* [GIVEN TASK]:
Repeat the lines from the one containing "promotional-banner: 5·15全国投资者保护宣传日 荃银高科" through the one containing "logo-wordmark: 荃银高科 WIN-ALL", inclusive, changing "bbox" to "box" everywhere in them and leaving everything else as it is.

⟨

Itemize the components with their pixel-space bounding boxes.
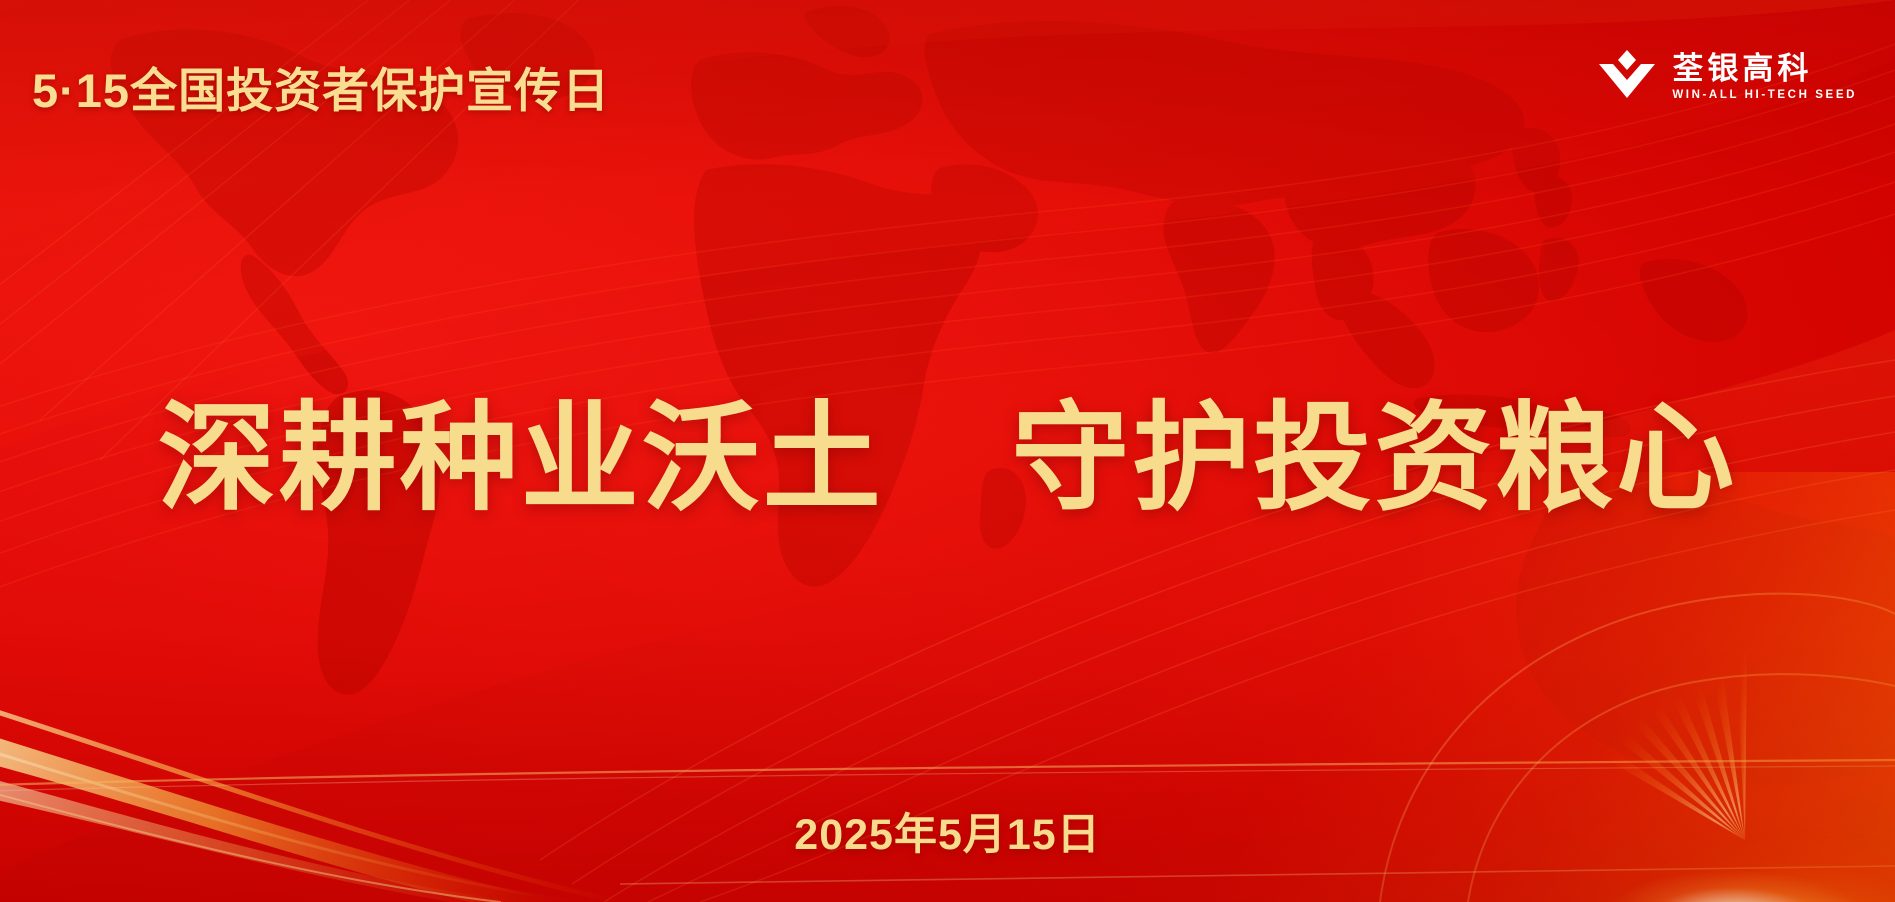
promotional-banner: 5·15全国投资者保护宣传日 荃银高科 WIN-ALL HI-TECH SEED… bbox=[0, 0, 1895, 902]
main-slogan-part2: 守护投资粮心 bbox=[1011, 393, 1737, 525]
winall-chevron-diamond-icon bbox=[1596, 48, 1658, 106]
main-slogan: 深耕种业沃土 守护投资粮心 bbox=[0, 400, 1895, 518]
logo-wordmark: 荃银高科 WIN-ALL HI-TECH SEED bbox=[1672, 53, 1857, 102]
company-logo: 荃银高科 WIN-ALL HI-TECH SEED bbox=[1596, 48, 1857, 106]
campaign-header-title: 5·15全国投资者保护宣传日 bbox=[32, 52, 610, 121]
main-slogan-part1: 深耕种业沃土 bbox=[158, 393, 884, 525]
logo-company-cn: 荃银高科 bbox=[1672, 53, 1812, 86]
logo-company-en: WIN-ALL HI-TECH SEED bbox=[1672, 89, 1857, 101]
event-date: 2025年5月15日 bbox=[0, 800, 1895, 862]
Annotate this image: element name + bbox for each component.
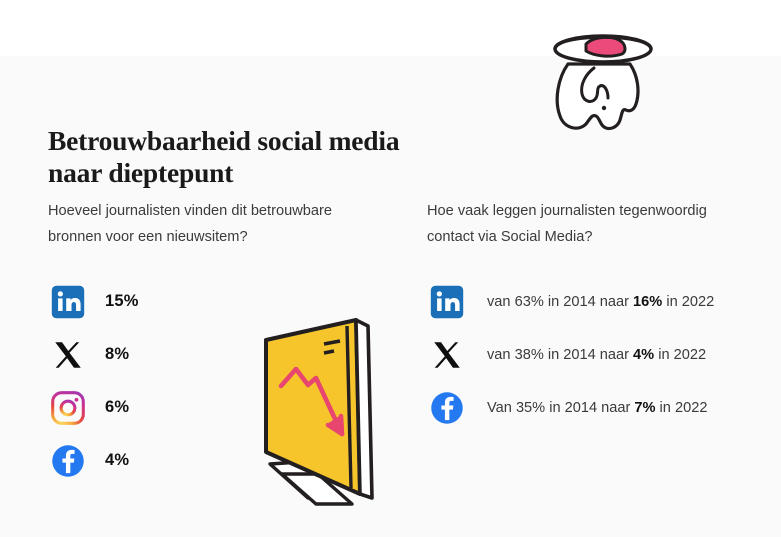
trend-suffix: in 2022 xyxy=(654,347,706,363)
list-item: 8% xyxy=(48,328,139,381)
right-stat-list: van 63% in 2014 naar 16% in 2022 van 38%… xyxy=(427,275,714,434)
trend-highlight: 7% xyxy=(634,400,655,416)
left-column-question: Hoeveel journalisten vinden dit betrouwb… xyxy=(48,198,398,250)
linkedin-icon xyxy=(427,282,467,322)
facebook-icon xyxy=(427,388,467,428)
instagram-icon xyxy=(48,388,88,428)
trend-suffix: in 2022 xyxy=(662,294,714,310)
trend-text: van 63% in 2014 naar 16% in 2022 xyxy=(487,294,714,310)
left-question-line-2: bronnen voor een nieuwsitem? xyxy=(48,224,398,250)
left-stat-list: 15% 8% xyxy=(48,275,139,487)
trend-suffix: in 2022 xyxy=(656,400,708,416)
page-title: Betrouwbaarheid social media naar diepte… xyxy=(48,125,478,189)
ghost-with-hat-logo xyxy=(538,18,668,136)
left-question-line-1: Hoeveel journalisten vinden dit betrouwb… xyxy=(48,198,398,224)
trend-text: van 38% in 2014 naar 4% in 2022 xyxy=(487,347,706,363)
list-item: van 38% in 2014 naar 4% in 2022 xyxy=(427,328,714,381)
stat-value: 6% xyxy=(105,398,129,417)
right-column-question: Hoe vaak leggen journalisten tegenwoordi… xyxy=(427,198,757,250)
list-item: van 63% in 2014 naar 16% in 2022 xyxy=(427,275,714,328)
right-question-line-1: Hoe vaak leggen journalisten tegenwoordi… xyxy=(427,198,757,224)
trend-prefix: Van 35% in 2014 naar xyxy=(487,400,634,416)
trend-text: Van 35% in 2014 naar 7% in 2022 xyxy=(487,400,707,416)
list-item: Van 35% in 2014 naar 7% in 2022 xyxy=(427,381,714,434)
right-question-line-2: contact via Social Media? xyxy=(427,224,757,250)
linkedin-icon xyxy=(48,282,88,322)
list-item: 15% xyxy=(48,275,139,328)
trend-highlight: 16% xyxy=(633,294,662,310)
trend-prefix: van 63% in 2014 naar xyxy=(487,294,633,310)
x-twitter-icon xyxy=(48,335,88,375)
page-title-line-1: Betrouwbaarheid social media xyxy=(48,125,478,157)
declining-trend-tv-illustration xyxy=(248,312,393,512)
trend-highlight: 4% xyxy=(633,347,654,363)
infographic-canvas: Betrouwbaarheid social media naar diepte… xyxy=(0,0,781,537)
stat-value: 4% xyxy=(105,451,129,470)
page-title-line-2: naar dieptepunt xyxy=(48,157,478,189)
x-twitter-icon xyxy=(427,335,467,375)
trend-prefix: van 38% in 2014 naar xyxy=(487,347,633,363)
list-item: 6% xyxy=(48,381,139,434)
stat-value: 8% xyxy=(105,345,129,364)
facebook-icon xyxy=(48,441,88,481)
stat-value: 15% xyxy=(105,292,139,311)
list-item: 4% xyxy=(48,434,139,487)
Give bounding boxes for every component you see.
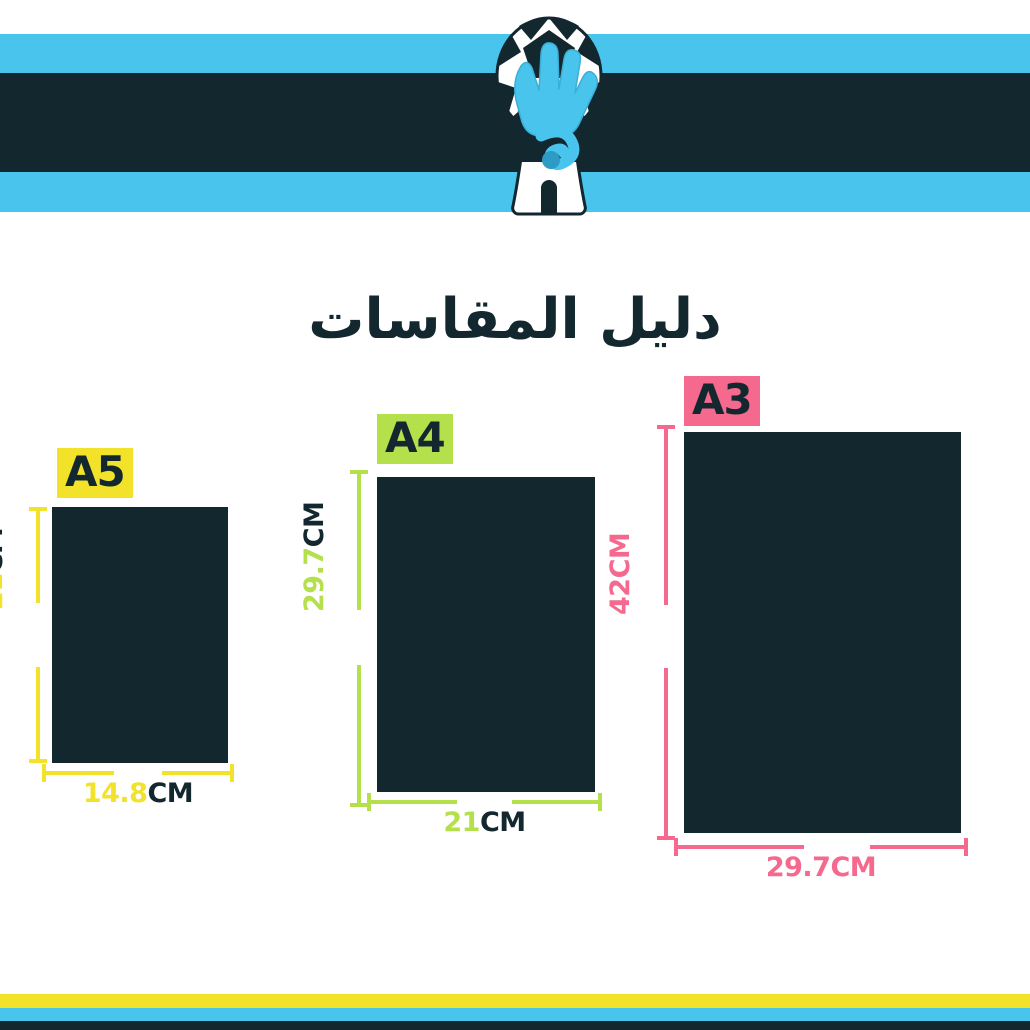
dim-bar-left-a4	[367, 800, 457, 804]
dim-value-width-a4: 21	[443, 807, 480, 838]
size-badge-a3: A3	[684, 376, 760, 426]
dimension-line-horizontal-a3	[674, 845, 968, 849]
paper-size-group-a4: A4 29.7CM 21CM	[320, 400, 640, 850]
size-badge-a5: A5	[57, 448, 133, 498]
dim-value-height-a5: 21	[0, 573, 9, 610]
footer-stripe-navy	[0, 1021, 1030, 1030]
dim-unit-width-a5: CM	[147, 778, 193, 809]
dim-value-width-a3: 29.7	[766, 852, 831, 883]
footer-stripe-cyan	[0, 1008, 1030, 1021]
dim-bar-upper-a4	[357, 470, 361, 610]
dimension-label-width-a5: 14.8CM	[42, 780, 234, 807]
dimension-line-vertical-a5	[36, 507, 40, 763]
dim-cap-bottom-a3	[657, 836, 675, 840]
dim-bar-right-a3	[870, 845, 968, 849]
dimension-label-height-a3: 42CM	[607, 533, 634, 615]
dim-cap-bottom-a5	[29, 759, 47, 763]
trophy-base-notch	[541, 180, 557, 214]
paper-size-group-a5: A5 21CM 14.8CM	[0, 430, 300, 820]
dimension-line-vertical-a4	[357, 470, 361, 807]
dim-bar-left-a5	[42, 771, 114, 775]
dimension-label-width-a3: 29.7CM	[674, 854, 968, 881]
dim-bar-right-a5	[162, 771, 234, 775]
goalkeeper-glove-ball-trophy-logo	[489, 8, 609, 228]
dim-bar-left-a3	[674, 845, 804, 849]
dimension-label-width-a4: 21CM	[367, 809, 602, 836]
poster-canvas: دليل المقاسات A5 21CM 14.8CM A4	[0, 0, 1030, 1030]
dim-unit-height-a3: CM	[605, 533, 636, 579]
footer-stripe-yellow	[0, 994, 1030, 1008]
dimension-label-height-a4: 29.7CM	[301, 502, 328, 612]
paper-sheet-a3	[684, 432, 961, 833]
paper-sheet-a5	[52, 507, 228, 763]
dim-unit-width-a3: CM	[830, 852, 876, 883]
size-badge-a4: A4	[377, 414, 453, 464]
dim-bar-right-a4	[512, 800, 602, 804]
paper-size-group-a3: A3 42CM 29.7CM	[620, 360, 1030, 880]
page-title: دليل المقاسات	[0, 286, 1030, 354]
dim-bar-upper-a3	[664, 425, 668, 605]
dim-bar-lower-a5	[36, 667, 40, 763]
dim-bar-upper-a5	[36, 507, 40, 603]
dim-unit-height-a5: CM	[0, 528, 9, 574]
dim-value-height-a4: 29.7	[299, 547, 330, 612]
dimension-line-horizontal-a5	[42, 771, 234, 775]
dim-unit-width-a4: CM	[480, 807, 526, 838]
dimension-label-height-a5: 21CM	[0, 528, 7, 610]
paper-sheet-a4	[377, 477, 595, 792]
dim-value-width-a5: 14.8	[83, 778, 148, 809]
dim-bar-lower-a4	[357, 665, 361, 807]
dimension-line-vertical-a3	[664, 425, 668, 840]
dimension-line-horizontal-a4	[367, 800, 602, 804]
dim-unit-height-a4: CM	[299, 502, 330, 548]
glove-thumb-dot	[542, 151, 560, 169]
dim-bar-lower-a3	[664, 668, 668, 840]
dim-cap-bottom-a4	[350, 803, 368, 807]
dim-value-height-a3: 42	[605, 578, 636, 615]
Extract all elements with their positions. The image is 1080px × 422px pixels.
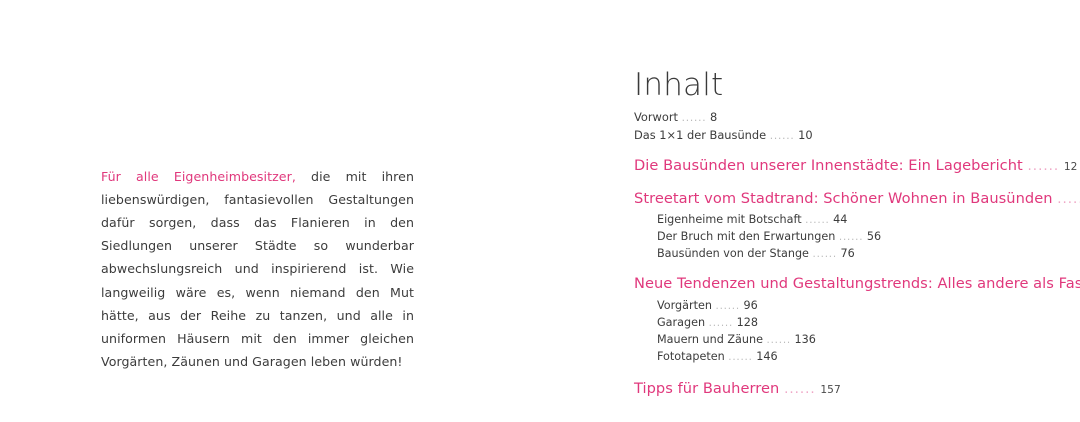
toc-entry-label: Das 1×1 der Bausünde [634,128,766,142]
left-page: Für alle Eigenheimbesitzer, die mit ihre… [0,0,540,422]
toc-entry-chapter[interactable]: Tipps für Bauherren ...... 157 [634,382,1064,397]
toc-entry-sub[interactable]: Der Bruch mit den Erwartungen ...... 56 [634,231,1064,242]
toc-entry-chapter[interactable]: Neue Tendenzen und Gestaltungstrends: Al… [634,277,1064,292]
toc-leader-dots: ...... [767,334,791,346]
table-of-contents: Vorwort ...... 8Das 1×1 der Bausünde ...… [634,112,1064,397]
toc-entry-plain[interactable]: Vorwort ...... 8 [634,112,1064,123]
dedication-body-text: die mit ihren liebenswürdigen, fantasiev… [101,169,414,370]
toc-page-number: 10 [798,128,813,142]
toc-entry-sub[interactable]: Fototapeten ...... 146 [634,351,1064,362]
toc-page-number: 44 [833,213,847,226]
toc-entry-sub[interactable]: Eigenheime mit Botschaft ...... 44 [634,214,1064,225]
toc-entry-label: Bausünden von der Stange [657,247,809,260]
toc-entry-chapter[interactable]: Streetart vom Stadtrand: Schöner Wohnen … [634,192,1064,207]
dedication-lead-phrase: Für alle Eigenheimbesitzer, [101,169,296,184]
toc-leader-dots: ...... [805,214,829,226]
toc-page-number: 128 [737,316,758,329]
toc-entry-sub[interactable]: Garagen ...... 128 [634,317,1064,328]
dedication-paragraph: Für alle Eigenheimbesitzer, die mit ihre… [101,165,414,374]
toc-entry-sub[interactable]: Mauern und Zäune ...... 136 [634,334,1064,345]
toc-page-number: 146 [756,350,777,363]
toc-entry-label: Die Bausünden unserer Innenstädte: Ein L… [634,157,1023,174]
toc-entry-sub[interactable]: Bausünden von der Stange ...... 76 [634,248,1064,259]
toc-leader-dots: ...... [839,231,863,243]
toc-leader-dots: ...... [770,130,795,142]
toc-leader-dots: ...... [813,248,837,260]
toc-entry-label: Tipps für Bauherren [634,380,779,397]
toc-leader-dots: ...... [784,382,816,397]
toc-entry-label: Vorgärten [657,299,712,312]
toc-leader-dots: ...... [709,317,733,329]
toc-leader-dots: ...... [682,112,707,124]
toc-page-number: 56 [867,230,881,243]
toc-leader-dots: ...... [1057,192,1080,207]
toc-entry-plain[interactable]: Das 1×1 der Bausünde ...... 10 [634,130,1064,141]
toc-page-number: 96 [744,299,758,312]
toc-leader-dots: ...... [728,351,752,363]
toc-page-number: 157 [820,384,840,396]
toc-entry-chapter[interactable]: Die Bausünden unserer Innenstädte: Ein L… [634,159,1064,174]
toc-entry-label: Streetart vom Stadtrand: Schöner Wohnen … [634,190,1053,207]
toc-page-number: 136 [795,333,816,346]
toc-page-number: 8 [710,110,717,124]
toc-entry-label: Garagen [657,316,705,329]
right-page: Inhalt Vorwort ...... 8Das 1×1 der Bausü… [540,0,1080,422]
toc-entry-label: Vorwort [634,110,678,124]
toc-leader-dots: ...... [1028,159,1060,174]
toc-entry-label: Der Bruch mit den Erwartungen [657,230,835,243]
toc-entry-label: Neue Tendenzen und Gestaltungstrends: Al… [634,275,1080,292]
toc-page-number: 76 [841,247,855,260]
toc-leader-dots: ...... [716,300,740,312]
toc-entry-label: Fototapeten [657,350,725,363]
toc-entry-sub[interactable]: Vorgärten ...... 96 [634,300,1064,311]
toc-entry-label: Mauern und Zäune [657,333,763,346]
toc-entry-label: Eigenheime mit Botschaft [657,213,802,226]
toc-page-number: 12 [1064,161,1078,173]
page-title: Inhalt [634,70,723,101]
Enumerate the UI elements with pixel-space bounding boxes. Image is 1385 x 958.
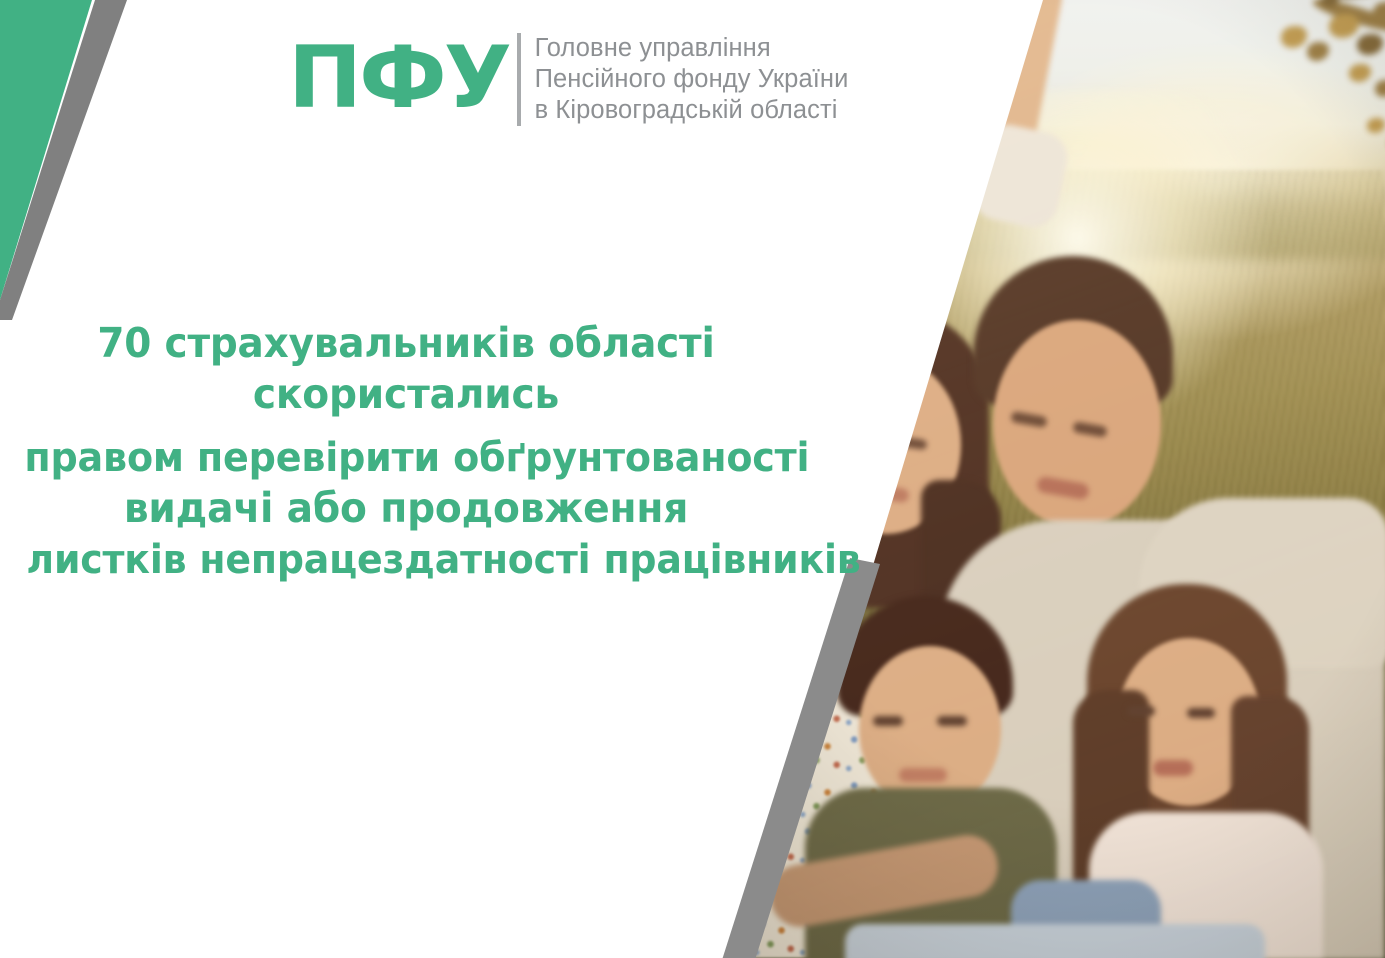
headline-line-4: видачі або продовження <box>18 483 793 534</box>
pfu-logo-mark: ПФУ <box>288 26 509 130</box>
logo-divider-rule <box>517 33 521 126</box>
headline-line-1: 70 страхувальників області <box>20 318 791 369</box>
photo-backdrop <box>725 0 1385 958</box>
pfu-logo: ПФУ Головне управління Пенсійного фонду … <box>288 26 848 130</box>
logo-organization-name: Головне управління Пенсійного фонду Укра… <box>535 26 849 130</box>
logo-line-2: Пенсійного фонду України <box>535 64 849 95</box>
headline-line-2: скористались <box>18 369 793 420</box>
headline-line-3: правом перевірити обґрунтованості <box>24 432 787 483</box>
logo-line-3: в Кіровоградській області <box>535 95 849 126</box>
headline-spacer <box>0 420 812 432</box>
headline-line-5: листків непрацездатності працівників <box>26 534 785 585</box>
headline-text: 70 страхувальників області скористались … <box>0 318 812 585</box>
photo-vignette <box>725 0 1385 958</box>
logo-line-1: Головне управління <box>535 33 849 64</box>
banner-root: ПФУ Головне управління Пенсійного фонду … <box>0 0 1385 958</box>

⟩

* [OUTPUT FOR THIS TASK]:
promotional-banner: 5·15全国投资者保护宣传日 荃银高科 WIN-ALL HI-TECH SEED… box=[0, 0, 1895, 902]
main-slogan-part2: 守护投资粮心 box=[1011, 393, 1737, 525]
winall-chevron-diamond-icon box=[1596, 48, 1658, 106]
main-slogan: 深耕种业沃土 守护投资粮心 box=[0, 400, 1895, 518]
logo-wordmark: 荃银高科 WIN-ALL HI-TECH SEED box=[1672, 53, 1857, 102]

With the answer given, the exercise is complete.